YOUR OBJECTIVE -
Copy all lines of the listing that include the string "What".

━━━ DATA ENTRIES ━━━

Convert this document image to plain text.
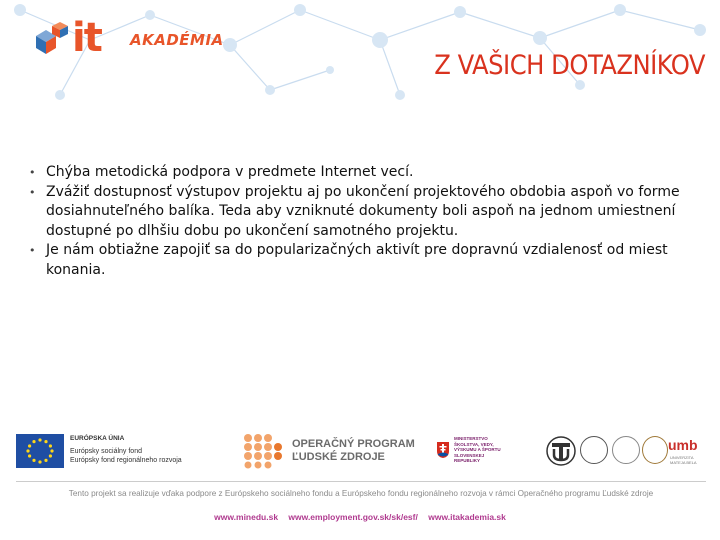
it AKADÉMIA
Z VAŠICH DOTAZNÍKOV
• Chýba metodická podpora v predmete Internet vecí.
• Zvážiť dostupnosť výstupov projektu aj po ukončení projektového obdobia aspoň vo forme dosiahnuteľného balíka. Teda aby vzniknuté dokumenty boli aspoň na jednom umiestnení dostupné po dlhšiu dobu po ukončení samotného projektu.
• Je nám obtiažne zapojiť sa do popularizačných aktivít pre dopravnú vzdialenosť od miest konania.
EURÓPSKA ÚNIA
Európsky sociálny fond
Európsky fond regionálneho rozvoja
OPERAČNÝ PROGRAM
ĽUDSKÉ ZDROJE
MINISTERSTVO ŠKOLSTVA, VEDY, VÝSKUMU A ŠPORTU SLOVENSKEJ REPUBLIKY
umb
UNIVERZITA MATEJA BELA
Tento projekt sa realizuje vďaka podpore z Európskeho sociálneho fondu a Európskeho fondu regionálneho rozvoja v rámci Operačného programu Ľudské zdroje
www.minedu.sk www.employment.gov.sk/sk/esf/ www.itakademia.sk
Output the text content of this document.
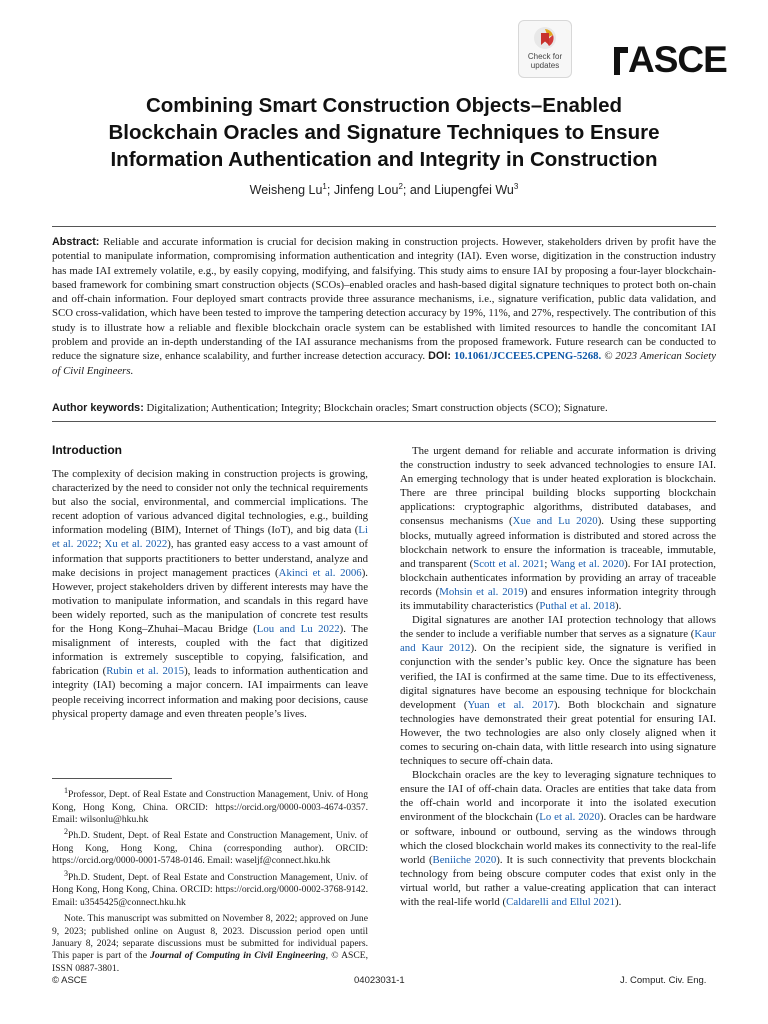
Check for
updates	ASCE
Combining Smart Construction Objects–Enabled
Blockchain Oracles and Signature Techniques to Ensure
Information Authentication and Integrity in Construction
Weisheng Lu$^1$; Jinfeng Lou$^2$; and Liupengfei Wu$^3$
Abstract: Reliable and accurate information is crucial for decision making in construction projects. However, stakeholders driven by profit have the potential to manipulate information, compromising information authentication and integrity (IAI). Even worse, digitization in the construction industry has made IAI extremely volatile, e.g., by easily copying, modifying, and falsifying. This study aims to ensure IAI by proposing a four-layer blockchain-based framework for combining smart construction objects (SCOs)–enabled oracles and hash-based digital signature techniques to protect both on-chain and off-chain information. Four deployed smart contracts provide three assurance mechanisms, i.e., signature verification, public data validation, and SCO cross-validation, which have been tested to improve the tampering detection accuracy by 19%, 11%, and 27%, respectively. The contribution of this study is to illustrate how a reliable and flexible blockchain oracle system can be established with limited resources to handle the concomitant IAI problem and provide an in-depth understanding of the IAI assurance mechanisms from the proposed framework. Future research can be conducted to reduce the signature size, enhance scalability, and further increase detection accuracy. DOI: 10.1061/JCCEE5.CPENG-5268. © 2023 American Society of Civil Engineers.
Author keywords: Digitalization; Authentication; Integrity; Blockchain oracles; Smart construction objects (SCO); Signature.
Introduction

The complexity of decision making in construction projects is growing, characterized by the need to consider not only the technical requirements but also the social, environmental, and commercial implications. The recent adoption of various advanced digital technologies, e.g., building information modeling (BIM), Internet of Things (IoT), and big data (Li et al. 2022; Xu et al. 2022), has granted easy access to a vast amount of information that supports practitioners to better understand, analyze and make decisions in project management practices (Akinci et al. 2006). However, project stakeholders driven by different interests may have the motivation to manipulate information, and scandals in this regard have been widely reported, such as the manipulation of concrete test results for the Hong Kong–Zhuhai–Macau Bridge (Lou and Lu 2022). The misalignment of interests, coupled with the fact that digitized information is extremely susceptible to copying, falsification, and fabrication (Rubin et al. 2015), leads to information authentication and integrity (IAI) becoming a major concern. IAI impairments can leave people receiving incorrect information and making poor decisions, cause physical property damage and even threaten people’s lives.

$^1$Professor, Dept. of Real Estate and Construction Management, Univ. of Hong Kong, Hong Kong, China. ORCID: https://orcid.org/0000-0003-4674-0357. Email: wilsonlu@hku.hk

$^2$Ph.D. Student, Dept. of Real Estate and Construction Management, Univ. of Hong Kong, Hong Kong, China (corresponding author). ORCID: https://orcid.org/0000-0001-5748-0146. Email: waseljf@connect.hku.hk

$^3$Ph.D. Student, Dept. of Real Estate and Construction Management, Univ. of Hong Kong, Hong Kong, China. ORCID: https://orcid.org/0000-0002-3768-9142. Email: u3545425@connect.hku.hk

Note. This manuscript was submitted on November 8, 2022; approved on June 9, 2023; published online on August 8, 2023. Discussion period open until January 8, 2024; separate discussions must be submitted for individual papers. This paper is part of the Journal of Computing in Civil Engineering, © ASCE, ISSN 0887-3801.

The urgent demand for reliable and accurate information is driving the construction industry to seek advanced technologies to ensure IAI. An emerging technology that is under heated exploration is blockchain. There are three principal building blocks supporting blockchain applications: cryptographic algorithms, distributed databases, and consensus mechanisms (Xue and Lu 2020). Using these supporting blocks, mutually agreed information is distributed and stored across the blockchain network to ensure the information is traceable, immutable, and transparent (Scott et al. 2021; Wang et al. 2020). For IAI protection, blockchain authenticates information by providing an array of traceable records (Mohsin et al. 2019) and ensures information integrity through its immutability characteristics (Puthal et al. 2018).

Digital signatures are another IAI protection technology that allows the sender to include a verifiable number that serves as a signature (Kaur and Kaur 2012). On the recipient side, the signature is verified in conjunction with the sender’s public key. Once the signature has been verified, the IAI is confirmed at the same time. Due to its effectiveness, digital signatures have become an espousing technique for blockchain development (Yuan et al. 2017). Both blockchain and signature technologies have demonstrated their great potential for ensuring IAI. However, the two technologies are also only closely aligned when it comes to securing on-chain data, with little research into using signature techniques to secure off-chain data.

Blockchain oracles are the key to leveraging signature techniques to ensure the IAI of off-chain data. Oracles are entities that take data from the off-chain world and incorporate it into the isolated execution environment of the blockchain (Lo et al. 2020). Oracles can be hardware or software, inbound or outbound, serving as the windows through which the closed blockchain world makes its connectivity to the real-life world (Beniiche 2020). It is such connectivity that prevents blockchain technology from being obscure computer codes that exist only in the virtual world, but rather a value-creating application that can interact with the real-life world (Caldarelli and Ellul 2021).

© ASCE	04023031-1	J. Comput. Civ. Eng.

━━━
━━━ DATA ENTRIES ━━━

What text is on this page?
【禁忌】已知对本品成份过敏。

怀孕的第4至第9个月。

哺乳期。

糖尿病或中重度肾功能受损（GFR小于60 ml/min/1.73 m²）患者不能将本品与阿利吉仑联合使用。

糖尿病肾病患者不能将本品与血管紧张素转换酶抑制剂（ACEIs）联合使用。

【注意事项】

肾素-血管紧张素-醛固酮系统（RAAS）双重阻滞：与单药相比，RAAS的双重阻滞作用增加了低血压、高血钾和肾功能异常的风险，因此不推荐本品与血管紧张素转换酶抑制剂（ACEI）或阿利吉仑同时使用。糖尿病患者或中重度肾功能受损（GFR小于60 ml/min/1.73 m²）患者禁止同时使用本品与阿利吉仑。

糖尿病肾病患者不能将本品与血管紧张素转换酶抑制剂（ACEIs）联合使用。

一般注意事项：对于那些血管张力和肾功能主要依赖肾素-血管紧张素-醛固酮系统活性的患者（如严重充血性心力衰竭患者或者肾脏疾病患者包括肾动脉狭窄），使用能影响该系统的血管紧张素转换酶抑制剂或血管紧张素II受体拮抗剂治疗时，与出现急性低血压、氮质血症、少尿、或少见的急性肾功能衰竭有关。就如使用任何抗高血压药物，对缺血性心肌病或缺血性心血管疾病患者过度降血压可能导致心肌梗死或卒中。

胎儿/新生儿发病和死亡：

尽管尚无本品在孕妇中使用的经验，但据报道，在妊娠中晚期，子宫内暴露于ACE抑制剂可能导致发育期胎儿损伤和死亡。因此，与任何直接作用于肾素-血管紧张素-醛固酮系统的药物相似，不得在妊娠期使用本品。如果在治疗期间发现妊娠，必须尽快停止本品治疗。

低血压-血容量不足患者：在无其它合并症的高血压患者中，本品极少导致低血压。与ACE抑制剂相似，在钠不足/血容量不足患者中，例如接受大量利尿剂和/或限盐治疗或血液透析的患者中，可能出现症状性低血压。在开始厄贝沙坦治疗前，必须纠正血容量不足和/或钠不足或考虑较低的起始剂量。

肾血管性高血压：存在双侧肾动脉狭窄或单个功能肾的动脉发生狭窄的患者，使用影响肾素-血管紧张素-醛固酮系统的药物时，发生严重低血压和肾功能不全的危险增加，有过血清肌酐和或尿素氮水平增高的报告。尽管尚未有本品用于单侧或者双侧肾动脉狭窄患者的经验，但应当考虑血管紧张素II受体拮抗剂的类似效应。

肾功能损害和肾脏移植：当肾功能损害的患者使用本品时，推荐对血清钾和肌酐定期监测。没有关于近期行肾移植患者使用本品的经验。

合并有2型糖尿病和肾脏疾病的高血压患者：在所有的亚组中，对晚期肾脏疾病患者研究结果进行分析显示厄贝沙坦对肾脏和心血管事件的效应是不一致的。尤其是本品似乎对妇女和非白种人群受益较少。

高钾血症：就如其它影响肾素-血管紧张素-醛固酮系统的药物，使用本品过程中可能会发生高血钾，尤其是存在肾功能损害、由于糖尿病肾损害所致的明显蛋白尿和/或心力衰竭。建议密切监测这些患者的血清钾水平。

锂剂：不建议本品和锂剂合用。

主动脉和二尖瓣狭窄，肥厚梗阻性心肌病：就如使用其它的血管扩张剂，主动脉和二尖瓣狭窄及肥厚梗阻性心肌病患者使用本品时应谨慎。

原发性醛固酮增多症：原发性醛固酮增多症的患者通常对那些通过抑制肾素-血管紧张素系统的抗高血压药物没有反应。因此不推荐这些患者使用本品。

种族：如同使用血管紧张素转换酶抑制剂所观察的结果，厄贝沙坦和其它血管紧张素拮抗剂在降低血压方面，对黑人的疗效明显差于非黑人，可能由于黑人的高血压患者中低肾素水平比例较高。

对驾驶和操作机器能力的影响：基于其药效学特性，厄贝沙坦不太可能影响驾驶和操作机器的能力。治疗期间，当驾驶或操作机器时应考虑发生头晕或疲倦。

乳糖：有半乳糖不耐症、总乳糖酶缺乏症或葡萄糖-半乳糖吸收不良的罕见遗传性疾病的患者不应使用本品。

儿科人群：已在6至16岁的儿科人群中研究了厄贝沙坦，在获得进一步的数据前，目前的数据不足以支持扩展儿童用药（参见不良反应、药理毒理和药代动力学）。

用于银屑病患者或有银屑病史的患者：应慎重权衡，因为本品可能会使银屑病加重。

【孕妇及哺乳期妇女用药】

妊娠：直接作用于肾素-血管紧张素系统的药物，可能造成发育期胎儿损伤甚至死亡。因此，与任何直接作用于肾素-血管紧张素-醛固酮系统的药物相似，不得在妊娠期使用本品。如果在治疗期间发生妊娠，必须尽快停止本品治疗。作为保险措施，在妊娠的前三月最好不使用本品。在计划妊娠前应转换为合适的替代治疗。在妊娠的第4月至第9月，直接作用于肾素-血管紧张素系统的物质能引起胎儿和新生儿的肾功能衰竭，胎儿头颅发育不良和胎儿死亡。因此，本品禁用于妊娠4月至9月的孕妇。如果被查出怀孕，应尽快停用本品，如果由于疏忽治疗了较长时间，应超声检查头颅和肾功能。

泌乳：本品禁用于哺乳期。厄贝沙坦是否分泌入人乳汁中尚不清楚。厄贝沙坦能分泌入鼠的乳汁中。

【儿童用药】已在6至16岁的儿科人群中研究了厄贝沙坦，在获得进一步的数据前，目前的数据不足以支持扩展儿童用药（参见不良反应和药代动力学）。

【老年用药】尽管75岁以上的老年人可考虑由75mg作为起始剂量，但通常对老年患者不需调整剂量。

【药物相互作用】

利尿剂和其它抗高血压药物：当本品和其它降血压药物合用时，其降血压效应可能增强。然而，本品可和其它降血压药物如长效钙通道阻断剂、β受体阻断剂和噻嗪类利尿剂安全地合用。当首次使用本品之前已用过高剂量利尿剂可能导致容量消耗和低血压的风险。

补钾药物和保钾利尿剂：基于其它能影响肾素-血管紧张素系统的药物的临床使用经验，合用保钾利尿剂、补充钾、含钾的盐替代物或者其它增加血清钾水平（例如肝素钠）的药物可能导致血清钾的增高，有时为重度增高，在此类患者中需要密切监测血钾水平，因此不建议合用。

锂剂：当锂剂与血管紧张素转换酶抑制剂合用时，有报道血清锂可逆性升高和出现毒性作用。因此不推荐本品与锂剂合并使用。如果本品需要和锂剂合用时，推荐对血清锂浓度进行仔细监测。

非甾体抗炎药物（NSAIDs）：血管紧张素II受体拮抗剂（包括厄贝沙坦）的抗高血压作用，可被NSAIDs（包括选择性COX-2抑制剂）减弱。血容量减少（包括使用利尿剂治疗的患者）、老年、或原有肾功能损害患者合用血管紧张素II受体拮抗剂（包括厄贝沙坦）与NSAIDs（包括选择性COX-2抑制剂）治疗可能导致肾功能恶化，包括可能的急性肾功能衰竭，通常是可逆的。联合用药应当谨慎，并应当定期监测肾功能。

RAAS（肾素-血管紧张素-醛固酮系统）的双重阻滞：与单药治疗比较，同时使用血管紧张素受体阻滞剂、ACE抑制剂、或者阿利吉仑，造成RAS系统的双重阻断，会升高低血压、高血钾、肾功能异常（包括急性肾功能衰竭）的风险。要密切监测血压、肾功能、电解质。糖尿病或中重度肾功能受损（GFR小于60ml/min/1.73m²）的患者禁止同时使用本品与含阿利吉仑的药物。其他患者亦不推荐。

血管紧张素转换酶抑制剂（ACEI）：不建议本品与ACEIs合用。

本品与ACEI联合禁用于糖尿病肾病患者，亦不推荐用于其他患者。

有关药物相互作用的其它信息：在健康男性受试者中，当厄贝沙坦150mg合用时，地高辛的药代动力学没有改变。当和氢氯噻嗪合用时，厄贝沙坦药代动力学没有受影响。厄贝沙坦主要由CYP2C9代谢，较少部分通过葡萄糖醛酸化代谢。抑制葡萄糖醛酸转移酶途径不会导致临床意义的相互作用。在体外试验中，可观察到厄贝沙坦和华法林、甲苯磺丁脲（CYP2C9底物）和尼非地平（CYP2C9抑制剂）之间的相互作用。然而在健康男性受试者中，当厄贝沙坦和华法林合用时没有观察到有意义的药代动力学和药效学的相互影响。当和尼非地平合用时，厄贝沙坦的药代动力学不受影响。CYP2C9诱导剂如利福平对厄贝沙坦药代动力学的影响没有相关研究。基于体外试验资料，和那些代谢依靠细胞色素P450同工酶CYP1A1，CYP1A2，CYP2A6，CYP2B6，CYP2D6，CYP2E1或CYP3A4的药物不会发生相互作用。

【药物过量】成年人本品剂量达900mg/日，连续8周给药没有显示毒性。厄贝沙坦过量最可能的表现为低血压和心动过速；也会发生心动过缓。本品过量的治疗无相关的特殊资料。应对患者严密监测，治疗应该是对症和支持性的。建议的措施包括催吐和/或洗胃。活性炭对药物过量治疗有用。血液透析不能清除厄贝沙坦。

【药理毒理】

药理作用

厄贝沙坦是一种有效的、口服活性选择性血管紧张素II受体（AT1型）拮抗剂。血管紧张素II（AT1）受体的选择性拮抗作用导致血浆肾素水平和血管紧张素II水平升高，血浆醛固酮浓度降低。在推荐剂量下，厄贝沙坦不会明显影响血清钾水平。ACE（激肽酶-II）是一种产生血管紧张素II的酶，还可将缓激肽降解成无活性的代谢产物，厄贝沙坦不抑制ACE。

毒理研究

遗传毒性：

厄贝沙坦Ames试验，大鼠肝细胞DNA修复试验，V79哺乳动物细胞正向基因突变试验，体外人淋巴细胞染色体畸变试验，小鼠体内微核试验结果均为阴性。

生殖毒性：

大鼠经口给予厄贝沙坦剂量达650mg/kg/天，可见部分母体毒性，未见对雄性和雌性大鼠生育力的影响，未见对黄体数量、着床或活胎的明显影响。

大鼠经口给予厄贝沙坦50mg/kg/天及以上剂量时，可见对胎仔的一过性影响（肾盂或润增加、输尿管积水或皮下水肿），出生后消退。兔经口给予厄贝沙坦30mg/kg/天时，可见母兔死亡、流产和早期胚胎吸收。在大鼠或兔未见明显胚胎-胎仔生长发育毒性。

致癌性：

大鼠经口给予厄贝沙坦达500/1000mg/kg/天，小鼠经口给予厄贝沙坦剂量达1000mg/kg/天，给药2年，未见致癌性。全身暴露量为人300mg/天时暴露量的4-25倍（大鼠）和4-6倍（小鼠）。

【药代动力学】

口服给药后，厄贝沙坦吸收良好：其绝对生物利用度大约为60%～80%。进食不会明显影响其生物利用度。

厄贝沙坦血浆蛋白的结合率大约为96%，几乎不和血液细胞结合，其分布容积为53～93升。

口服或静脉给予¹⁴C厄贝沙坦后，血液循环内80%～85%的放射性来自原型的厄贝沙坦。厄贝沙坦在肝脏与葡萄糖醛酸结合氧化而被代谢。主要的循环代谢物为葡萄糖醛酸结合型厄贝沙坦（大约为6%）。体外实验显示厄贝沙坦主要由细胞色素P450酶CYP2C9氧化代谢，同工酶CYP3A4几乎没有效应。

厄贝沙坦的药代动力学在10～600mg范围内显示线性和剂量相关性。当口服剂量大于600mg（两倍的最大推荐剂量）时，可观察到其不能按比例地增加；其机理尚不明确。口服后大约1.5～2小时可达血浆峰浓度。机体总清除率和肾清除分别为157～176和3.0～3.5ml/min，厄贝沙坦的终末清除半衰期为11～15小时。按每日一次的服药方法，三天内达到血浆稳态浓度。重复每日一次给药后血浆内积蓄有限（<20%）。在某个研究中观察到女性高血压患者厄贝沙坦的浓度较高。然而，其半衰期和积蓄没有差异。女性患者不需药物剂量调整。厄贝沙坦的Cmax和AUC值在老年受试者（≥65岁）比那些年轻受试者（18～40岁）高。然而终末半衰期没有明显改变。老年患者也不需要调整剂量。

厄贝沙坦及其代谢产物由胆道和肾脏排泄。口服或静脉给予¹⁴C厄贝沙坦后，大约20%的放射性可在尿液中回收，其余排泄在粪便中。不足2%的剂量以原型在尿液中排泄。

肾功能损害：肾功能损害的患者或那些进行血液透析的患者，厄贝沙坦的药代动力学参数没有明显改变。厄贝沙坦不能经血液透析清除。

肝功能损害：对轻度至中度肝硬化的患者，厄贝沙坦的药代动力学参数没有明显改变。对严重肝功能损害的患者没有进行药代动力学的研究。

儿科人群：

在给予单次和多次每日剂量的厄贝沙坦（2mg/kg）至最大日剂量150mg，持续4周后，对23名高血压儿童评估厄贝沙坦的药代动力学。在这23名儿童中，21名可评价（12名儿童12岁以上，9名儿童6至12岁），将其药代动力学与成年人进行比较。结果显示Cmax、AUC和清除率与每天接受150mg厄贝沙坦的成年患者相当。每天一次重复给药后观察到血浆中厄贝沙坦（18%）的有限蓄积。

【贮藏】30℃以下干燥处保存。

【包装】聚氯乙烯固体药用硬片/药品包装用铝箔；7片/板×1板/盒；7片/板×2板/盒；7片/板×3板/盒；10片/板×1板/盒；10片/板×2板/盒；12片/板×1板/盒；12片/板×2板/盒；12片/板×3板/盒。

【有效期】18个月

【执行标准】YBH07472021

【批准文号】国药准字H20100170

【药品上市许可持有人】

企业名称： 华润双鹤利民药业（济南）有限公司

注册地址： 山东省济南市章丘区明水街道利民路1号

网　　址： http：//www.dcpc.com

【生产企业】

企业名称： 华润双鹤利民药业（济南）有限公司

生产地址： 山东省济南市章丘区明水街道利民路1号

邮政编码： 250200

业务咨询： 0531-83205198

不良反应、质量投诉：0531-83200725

━━━
━━━ DATA ENTRIES ━━━

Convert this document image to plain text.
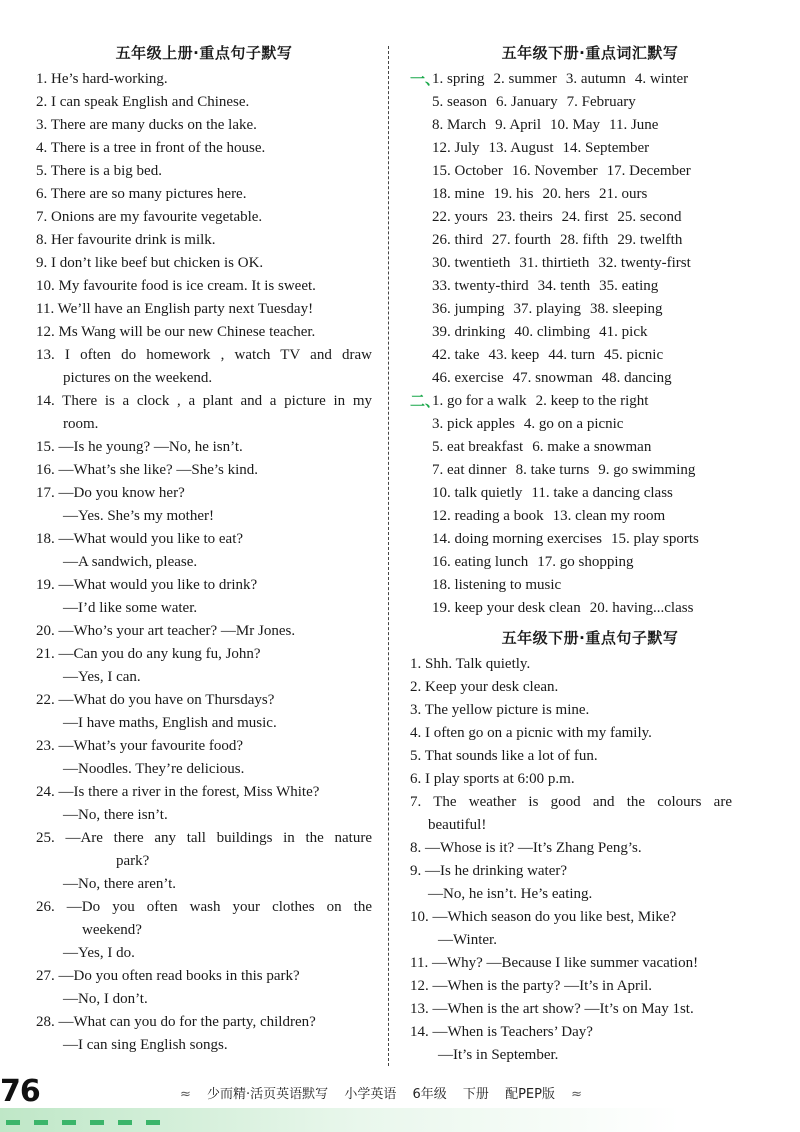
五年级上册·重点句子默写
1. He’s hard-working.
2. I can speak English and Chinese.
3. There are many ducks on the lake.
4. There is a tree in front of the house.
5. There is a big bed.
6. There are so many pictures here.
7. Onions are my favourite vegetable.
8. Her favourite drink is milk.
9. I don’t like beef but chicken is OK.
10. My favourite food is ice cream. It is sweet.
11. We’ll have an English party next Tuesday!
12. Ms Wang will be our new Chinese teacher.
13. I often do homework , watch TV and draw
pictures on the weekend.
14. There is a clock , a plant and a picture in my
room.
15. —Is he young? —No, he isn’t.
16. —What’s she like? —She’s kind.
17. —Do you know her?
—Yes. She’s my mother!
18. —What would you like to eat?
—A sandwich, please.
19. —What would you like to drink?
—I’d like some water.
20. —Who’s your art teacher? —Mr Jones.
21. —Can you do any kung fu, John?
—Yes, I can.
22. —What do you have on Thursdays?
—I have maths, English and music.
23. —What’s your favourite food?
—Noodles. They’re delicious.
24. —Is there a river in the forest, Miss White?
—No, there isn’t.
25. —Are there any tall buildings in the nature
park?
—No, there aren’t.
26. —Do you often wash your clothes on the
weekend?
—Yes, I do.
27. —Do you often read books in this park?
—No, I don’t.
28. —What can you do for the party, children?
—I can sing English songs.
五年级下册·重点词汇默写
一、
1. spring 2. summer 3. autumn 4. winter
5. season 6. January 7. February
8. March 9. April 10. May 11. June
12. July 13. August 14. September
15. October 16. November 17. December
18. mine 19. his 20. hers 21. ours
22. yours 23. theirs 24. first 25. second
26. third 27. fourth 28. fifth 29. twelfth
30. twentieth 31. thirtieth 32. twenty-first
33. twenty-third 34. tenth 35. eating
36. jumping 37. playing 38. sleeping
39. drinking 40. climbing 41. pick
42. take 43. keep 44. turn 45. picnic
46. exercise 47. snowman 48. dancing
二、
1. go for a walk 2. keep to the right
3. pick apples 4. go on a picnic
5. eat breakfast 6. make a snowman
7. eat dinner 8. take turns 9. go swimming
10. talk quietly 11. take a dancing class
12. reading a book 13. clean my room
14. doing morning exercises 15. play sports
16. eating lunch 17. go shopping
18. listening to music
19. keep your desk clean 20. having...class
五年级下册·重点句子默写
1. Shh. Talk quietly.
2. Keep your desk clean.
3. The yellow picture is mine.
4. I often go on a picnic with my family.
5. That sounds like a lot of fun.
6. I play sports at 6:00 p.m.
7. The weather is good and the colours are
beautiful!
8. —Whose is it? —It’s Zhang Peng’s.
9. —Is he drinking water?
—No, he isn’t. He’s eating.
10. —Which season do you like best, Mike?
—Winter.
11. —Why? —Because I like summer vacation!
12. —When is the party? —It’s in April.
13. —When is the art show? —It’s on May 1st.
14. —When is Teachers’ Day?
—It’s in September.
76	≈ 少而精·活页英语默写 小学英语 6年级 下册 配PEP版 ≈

━━━

COMPLETED TASK -
What text is on this page?
16. —What’s she like? —She’s kind.
18. —What would you like to eat?
19. —What would you like to drink?
22. —What do you have on Thursdays?
23. —What’s your favourite food?
28. —What can you do for the party, children?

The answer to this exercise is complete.